**WHAT THIS TASK INVOLVES:**
Filter the entries below, keeping every line that has the word "felony".

**INPUT RECORDS:**

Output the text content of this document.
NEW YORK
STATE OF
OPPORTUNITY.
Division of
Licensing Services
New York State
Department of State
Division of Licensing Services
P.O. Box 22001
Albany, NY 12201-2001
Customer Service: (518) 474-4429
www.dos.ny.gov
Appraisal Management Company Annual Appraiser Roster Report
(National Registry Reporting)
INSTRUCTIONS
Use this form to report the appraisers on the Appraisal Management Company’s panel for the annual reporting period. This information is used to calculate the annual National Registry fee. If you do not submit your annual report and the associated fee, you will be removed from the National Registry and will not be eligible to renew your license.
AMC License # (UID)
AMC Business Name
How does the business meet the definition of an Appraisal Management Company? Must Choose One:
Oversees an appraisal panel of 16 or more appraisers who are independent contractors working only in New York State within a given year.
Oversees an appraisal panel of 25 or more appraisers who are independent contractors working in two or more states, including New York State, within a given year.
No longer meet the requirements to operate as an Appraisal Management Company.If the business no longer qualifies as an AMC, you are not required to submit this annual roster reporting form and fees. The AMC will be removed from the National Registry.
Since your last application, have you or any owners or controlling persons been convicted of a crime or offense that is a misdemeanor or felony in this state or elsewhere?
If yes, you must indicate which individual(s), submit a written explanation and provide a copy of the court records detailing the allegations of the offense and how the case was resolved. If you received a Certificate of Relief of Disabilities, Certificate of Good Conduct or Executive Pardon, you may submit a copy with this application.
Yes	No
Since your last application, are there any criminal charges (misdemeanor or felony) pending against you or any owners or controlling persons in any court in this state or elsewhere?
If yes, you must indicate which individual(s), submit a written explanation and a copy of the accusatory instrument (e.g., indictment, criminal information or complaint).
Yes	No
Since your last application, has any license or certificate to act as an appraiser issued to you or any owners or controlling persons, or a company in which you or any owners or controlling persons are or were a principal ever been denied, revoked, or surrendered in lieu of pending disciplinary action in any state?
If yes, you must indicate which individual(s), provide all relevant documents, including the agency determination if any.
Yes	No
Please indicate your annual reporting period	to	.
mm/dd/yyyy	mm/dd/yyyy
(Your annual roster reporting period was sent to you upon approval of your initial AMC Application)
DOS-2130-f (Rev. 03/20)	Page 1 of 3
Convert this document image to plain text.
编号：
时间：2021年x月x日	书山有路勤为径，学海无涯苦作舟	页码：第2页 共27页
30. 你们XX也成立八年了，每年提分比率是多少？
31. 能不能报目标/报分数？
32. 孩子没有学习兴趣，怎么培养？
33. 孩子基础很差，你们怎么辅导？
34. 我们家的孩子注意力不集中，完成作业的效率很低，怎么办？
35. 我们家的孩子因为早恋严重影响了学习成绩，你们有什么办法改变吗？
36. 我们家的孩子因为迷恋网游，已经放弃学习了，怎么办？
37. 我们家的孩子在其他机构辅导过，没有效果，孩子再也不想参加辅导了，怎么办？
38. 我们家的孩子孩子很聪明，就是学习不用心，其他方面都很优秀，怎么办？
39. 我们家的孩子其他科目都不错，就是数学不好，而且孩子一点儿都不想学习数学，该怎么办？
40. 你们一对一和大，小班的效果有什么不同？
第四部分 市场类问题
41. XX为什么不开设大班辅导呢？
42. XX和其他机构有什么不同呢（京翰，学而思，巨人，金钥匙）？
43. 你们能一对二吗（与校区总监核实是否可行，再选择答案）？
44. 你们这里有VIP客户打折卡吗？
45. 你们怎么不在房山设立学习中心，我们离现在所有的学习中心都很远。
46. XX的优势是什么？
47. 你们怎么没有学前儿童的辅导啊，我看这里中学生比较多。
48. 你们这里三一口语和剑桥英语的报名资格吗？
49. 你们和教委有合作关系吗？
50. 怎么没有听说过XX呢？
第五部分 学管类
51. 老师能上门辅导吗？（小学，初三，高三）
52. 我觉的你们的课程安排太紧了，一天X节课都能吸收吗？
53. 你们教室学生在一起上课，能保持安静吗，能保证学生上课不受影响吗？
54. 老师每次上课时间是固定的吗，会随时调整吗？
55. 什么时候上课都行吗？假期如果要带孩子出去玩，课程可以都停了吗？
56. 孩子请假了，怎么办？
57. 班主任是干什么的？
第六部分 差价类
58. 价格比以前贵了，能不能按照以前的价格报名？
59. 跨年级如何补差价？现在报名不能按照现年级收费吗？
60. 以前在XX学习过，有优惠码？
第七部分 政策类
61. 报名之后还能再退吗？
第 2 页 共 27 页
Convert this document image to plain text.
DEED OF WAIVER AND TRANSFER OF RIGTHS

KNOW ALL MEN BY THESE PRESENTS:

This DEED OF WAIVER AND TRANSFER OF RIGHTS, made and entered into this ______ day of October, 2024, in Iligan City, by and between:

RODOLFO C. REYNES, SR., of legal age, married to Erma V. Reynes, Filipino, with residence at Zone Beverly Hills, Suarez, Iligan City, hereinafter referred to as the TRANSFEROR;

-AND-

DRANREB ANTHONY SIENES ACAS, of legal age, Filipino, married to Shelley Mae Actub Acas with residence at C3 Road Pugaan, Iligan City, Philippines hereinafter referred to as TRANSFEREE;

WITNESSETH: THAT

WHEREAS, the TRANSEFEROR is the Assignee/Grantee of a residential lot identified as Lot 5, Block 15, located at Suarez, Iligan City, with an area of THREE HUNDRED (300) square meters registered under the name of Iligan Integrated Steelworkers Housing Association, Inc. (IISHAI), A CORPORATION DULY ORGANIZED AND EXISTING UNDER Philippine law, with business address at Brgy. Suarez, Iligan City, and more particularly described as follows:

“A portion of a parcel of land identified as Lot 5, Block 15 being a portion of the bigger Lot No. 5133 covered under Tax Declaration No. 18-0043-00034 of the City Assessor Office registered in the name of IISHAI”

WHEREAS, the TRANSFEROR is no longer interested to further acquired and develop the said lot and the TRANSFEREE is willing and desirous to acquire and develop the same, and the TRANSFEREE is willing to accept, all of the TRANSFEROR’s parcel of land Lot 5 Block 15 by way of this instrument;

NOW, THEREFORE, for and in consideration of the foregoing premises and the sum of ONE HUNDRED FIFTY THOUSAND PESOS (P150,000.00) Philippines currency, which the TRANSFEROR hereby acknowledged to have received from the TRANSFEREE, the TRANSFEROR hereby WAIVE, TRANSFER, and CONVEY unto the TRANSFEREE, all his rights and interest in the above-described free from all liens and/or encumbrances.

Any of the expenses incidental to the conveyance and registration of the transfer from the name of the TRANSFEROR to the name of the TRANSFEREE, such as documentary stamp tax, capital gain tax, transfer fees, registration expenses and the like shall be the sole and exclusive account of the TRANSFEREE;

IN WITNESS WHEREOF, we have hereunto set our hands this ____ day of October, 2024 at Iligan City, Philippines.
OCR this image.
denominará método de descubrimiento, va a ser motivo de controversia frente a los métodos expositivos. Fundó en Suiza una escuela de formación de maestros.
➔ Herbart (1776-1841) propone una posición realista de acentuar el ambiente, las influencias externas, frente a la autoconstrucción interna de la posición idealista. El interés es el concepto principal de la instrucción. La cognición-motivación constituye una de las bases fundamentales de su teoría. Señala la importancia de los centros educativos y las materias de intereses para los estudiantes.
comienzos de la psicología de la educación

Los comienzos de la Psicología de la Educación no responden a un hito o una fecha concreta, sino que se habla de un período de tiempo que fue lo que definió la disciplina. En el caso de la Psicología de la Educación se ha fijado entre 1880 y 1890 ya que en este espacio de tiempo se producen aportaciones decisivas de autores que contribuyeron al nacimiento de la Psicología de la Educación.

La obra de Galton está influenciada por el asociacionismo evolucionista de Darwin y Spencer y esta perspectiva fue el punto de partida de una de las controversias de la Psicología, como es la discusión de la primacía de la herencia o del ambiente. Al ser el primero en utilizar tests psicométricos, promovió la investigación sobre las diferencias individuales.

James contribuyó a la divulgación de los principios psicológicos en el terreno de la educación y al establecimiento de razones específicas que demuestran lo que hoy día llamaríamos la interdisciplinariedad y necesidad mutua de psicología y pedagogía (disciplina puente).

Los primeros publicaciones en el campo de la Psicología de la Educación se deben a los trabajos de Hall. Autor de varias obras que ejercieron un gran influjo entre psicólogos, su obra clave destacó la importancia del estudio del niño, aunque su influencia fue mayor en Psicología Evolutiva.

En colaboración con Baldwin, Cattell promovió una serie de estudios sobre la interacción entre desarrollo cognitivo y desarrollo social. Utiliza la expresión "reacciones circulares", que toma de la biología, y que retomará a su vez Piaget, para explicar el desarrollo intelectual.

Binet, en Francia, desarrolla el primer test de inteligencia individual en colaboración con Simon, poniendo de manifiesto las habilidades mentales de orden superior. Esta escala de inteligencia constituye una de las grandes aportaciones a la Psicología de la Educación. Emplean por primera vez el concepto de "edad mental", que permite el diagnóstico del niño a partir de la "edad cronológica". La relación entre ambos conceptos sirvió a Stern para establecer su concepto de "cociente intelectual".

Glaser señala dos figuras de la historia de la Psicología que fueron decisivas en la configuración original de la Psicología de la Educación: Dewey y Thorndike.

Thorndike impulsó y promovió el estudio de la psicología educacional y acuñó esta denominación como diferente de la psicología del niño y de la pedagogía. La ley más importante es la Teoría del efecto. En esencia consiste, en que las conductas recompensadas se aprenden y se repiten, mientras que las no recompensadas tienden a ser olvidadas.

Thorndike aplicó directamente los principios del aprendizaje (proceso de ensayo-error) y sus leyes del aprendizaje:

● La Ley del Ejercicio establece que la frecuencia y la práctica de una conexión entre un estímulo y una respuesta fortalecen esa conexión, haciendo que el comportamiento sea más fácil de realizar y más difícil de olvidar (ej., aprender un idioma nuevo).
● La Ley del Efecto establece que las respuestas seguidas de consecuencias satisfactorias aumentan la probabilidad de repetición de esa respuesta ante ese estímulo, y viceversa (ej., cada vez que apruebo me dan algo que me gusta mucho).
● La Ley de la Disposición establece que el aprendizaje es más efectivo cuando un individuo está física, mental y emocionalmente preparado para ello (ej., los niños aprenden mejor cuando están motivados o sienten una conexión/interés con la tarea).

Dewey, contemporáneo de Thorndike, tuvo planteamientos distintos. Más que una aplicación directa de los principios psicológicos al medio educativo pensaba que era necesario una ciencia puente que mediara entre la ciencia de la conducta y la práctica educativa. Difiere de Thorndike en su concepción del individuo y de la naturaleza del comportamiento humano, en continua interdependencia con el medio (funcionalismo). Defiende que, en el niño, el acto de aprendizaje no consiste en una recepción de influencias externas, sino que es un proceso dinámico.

**SOLVED PROBLEM:**
Since your last application, have you or any owners or controlling persons been convicted of a crime or offense that is a misdemeanor or felony in this state or elsewhere?
Since your last application, are there any criminal charges (misdemeanor or felony) pending against you or any owners or controlling persons in any court in this state or elsewhere?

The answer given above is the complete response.